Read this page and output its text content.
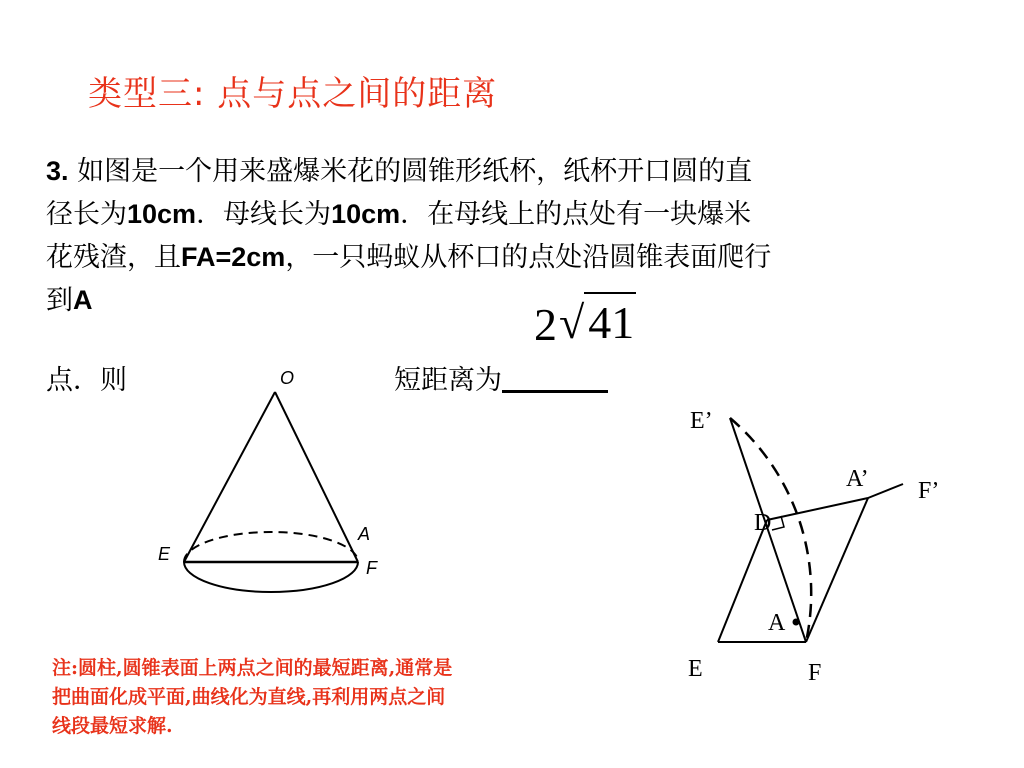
类型三: 点与点之间的距离
3. 如图是一个用来盛爆米花的圆锥形纸杯，纸杯开口圆的直
径长为10cm．母线长为10cm．在母线上的点处有一块爆米
花残渣，且FA=2cm，一只蚂蚁从杯口的点处沿圆锥表面爬行
到A
点．则	短距离为
2 √ 41
O
E
F
A
E’
F’
A’
D
A
E	F
注:圆柱,圆锥表面上两点之间的最短距离,通常是
把曲面化成平面,曲线化为直线,再利用两点之间
线段最短求解.
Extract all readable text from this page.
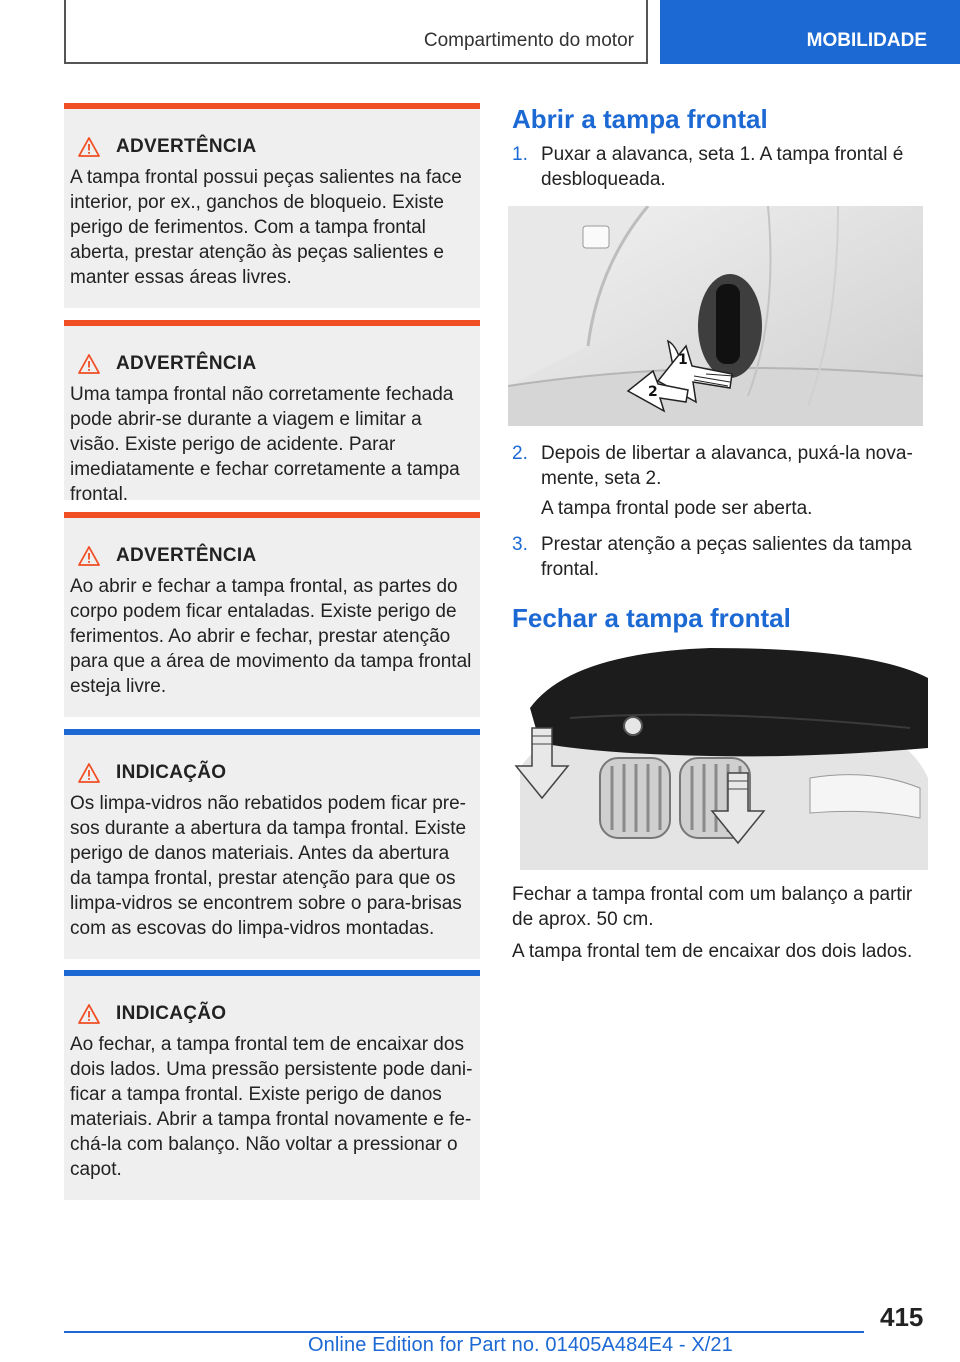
Compartimento do motor	MOBILIDADE
ADVERTÊNCIA
A tampa frontal possui peças salientes na face interior, por ex., ganchos de bloqueio. Existe perigo de ferimentos. Com a tampa frontal aberta, prestar atenção às peças salientes e manter essas áreas livres.
ADVERTÊNCIA
Uma tampa frontal não corretamente fechada pode abrir-se durante a viagem e limitar a visão. Existe perigo de acidente. Parar imediatamente e fechar corretamente a tampa frontal.
ADVERTÊNCIA
Ao abrir e fechar a tampa frontal, as partes do corpo podem ficar entaladas. Existe perigo de ferimentos. Ao abrir e fechar, prestar atenção para que a área de movimento da tampa frontal esteja livre.
INDICAÇÃO
Os limpa-vidros não rebatidos podem ficar pre‐sos durante a abertura da tampa frontal. Existe perigo de danos materiais. Antes da abertura da tampa frontal, prestar atenção para que os limpa-vidros se encontrem sobre o para-brisas com as escovas do limpa-vidros montadas.
INDICAÇÃO
Ao fechar, a tampa frontal tem de encaixar dos dois lados. Uma pressão persistente pode dani‐ficar a tampa frontal. Existe perigo de danos materiais. Abrir a tampa frontal novamente e fe‐chá-la com balanço. Não voltar a pressionar o capot.
Abrir a tampa frontal
1. Puxar a alavanca, seta 1. A tampa frontal é desbloqueada.
1
2
2. Depois de libertar a alavanca, puxá-la nova‐mente, seta 2.
A tampa frontal pode ser aberta.
3. Prestar atenção a peças salientes da tampa frontal.
Fechar a tampa frontal
Fechar a tampa frontal com um balanço a partir de aprox. 50 cm.
A tampa frontal tem de encaixar dos dois lados.
415
Online Edition for Part no. 01405A484E4 - X/21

DIRECTIONS – Copy out every line in the listing where the word "salientes" appears.

CORRECT OUTPUT –
A tampa frontal possui peças salientes na face interior, por ex., ganchos de bloqueio. Existe perigo de ferimentos. Com a tampa frontal aberta, prestar atenção às peças salientes e manter essas áreas livres.
3. Prestar atenção a peças salientes da tampa frontal.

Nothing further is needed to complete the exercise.